Your task: Please reproduce the data exactly, starting at the beginning of the data and ending with the line that contains "value-label-elizabeth-warren-d-ma: 73% (424, 342, 449, 356)", with that line included.

::::::

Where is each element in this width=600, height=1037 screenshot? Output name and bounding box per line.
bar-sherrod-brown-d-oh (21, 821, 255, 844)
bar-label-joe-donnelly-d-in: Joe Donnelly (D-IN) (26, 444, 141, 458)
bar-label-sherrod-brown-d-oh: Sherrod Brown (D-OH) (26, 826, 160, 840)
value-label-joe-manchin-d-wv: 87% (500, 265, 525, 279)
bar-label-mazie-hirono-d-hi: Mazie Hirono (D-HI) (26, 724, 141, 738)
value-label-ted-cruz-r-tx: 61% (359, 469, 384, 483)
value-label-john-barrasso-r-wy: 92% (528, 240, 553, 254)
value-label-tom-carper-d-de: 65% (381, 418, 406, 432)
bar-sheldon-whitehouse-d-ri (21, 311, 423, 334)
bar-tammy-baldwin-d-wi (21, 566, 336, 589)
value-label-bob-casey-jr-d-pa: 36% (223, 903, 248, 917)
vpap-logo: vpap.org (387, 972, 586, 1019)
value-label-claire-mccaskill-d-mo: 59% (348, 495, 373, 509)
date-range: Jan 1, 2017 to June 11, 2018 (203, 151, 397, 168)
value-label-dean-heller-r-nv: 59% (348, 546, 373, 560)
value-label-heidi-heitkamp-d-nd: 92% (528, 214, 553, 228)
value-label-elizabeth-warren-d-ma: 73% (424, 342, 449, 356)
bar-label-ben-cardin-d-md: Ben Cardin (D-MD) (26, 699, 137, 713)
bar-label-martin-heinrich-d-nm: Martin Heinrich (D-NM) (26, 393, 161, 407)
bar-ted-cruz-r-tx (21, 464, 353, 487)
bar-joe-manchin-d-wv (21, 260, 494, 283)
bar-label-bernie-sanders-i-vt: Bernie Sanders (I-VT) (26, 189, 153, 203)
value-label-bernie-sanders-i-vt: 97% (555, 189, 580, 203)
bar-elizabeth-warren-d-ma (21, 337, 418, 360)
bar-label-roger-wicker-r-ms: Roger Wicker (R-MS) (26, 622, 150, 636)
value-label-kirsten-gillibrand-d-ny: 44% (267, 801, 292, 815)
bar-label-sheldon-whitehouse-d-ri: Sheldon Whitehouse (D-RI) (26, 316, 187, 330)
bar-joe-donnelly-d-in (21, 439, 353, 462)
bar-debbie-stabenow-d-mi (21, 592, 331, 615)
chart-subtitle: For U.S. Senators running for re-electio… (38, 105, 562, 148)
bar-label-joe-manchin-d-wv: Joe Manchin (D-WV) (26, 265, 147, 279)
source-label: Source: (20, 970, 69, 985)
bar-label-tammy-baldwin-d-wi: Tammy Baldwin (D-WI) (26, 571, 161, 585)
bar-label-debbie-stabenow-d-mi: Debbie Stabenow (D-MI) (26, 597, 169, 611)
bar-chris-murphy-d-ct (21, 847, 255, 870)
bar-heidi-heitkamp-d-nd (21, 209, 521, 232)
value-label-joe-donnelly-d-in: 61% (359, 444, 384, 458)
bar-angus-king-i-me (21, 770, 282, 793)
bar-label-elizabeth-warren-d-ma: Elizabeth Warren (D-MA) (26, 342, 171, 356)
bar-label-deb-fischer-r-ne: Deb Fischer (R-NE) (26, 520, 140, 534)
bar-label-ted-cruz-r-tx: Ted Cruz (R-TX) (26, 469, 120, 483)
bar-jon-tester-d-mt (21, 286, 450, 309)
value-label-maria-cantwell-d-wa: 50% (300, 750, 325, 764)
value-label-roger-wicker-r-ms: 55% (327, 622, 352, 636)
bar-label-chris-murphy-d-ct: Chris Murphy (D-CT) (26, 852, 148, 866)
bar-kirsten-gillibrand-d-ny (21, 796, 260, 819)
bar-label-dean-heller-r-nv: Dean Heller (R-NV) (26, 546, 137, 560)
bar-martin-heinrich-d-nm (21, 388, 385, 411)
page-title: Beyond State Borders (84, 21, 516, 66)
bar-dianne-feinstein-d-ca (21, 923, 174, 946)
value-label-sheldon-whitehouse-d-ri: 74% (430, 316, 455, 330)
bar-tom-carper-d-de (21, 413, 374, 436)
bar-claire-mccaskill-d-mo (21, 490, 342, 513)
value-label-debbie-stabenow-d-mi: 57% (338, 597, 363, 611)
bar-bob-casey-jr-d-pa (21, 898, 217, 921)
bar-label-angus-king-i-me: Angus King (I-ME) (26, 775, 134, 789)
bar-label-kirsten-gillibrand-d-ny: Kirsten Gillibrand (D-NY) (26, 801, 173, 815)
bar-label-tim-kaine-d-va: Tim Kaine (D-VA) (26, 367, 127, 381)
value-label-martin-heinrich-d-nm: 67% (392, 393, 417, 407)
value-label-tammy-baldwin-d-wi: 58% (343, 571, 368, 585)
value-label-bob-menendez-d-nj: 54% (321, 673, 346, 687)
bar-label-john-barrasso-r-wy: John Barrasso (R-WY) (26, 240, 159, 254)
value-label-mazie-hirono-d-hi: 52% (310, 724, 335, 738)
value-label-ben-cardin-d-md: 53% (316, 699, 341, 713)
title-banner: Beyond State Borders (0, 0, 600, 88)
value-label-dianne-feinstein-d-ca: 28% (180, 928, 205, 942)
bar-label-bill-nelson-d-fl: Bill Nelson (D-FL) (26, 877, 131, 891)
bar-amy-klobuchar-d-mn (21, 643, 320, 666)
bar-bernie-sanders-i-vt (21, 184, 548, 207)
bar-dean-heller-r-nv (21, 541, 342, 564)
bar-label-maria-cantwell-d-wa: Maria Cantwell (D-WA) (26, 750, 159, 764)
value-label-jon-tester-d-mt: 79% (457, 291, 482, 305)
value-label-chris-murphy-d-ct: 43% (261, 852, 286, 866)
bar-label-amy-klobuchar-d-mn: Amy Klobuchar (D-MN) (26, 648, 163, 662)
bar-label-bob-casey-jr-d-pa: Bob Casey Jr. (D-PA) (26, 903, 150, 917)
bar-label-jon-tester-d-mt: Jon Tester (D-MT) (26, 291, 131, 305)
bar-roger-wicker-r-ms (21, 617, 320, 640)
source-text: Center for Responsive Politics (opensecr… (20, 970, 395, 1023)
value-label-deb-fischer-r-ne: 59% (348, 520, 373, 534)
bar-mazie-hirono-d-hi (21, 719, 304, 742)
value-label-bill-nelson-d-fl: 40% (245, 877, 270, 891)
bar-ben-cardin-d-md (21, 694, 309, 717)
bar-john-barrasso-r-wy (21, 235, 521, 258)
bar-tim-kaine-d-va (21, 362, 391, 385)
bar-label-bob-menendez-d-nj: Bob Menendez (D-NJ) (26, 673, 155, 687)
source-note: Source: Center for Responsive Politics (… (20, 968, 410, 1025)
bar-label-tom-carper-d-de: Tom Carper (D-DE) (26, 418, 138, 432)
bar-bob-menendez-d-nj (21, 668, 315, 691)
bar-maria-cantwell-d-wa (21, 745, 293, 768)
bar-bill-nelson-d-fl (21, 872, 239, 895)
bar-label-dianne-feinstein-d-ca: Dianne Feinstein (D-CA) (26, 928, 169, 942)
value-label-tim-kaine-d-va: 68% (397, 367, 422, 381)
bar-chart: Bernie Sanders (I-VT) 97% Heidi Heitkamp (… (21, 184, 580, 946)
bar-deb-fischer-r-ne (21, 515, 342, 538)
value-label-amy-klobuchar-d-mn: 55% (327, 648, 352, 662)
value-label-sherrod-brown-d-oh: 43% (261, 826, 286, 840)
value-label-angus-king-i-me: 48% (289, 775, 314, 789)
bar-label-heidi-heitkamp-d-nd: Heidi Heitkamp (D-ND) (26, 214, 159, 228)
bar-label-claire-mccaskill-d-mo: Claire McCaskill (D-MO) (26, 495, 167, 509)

::::::

Task result:
Where is each element in this width=600, height=1037 screenshot? Output name and bounding box per line.
bar-sherrod-brown-d-oh (21, 821, 255, 844)
bar-label-joe-donnelly-d-in: Joe Donnelly (D-IN) (26, 444, 141, 458)
bar-label-sherrod-brown-d-oh: Sherrod Brown (D-OH) (26, 826, 160, 840)
value-label-joe-manchin-d-wv: 87% (500, 265, 525, 279)
bar-label-mazie-hirono-d-hi: Mazie Hirono (D-HI) (26, 724, 141, 738)
value-label-ted-cruz-r-tx: 61% (359, 469, 384, 483)
value-label-john-barrasso-r-wy: 92% (528, 240, 553, 254)
value-label-tom-carper-d-de: 65% (381, 418, 406, 432)
bar-sheldon-whitehouse-d-ri (21, 311, 423, 334)
bar-tammy-baldwin-d-wi (21, 566, 336, 589)
value-label-bob-casey-jr-d-pa: 36% (223, 903, 248, 917)
vpap-logo: vpap.org (387, 972, 586, 1019)
value-label-claire-mccaskill-d-mo: 59% (348, 495, 373, 509)
date-range: Jan 1, 2017 to June 11, 2018 (203, 151, 397, 168)
value-label-dean-heller-r-nv: 59% (348, 546, 373, 560)
value-label-heidi-heitkamp-d-nd: 92% (528, 214, 553, 228)
value-label-elizabeth-warren-d-ma: 73% (424, 342, 449, 356)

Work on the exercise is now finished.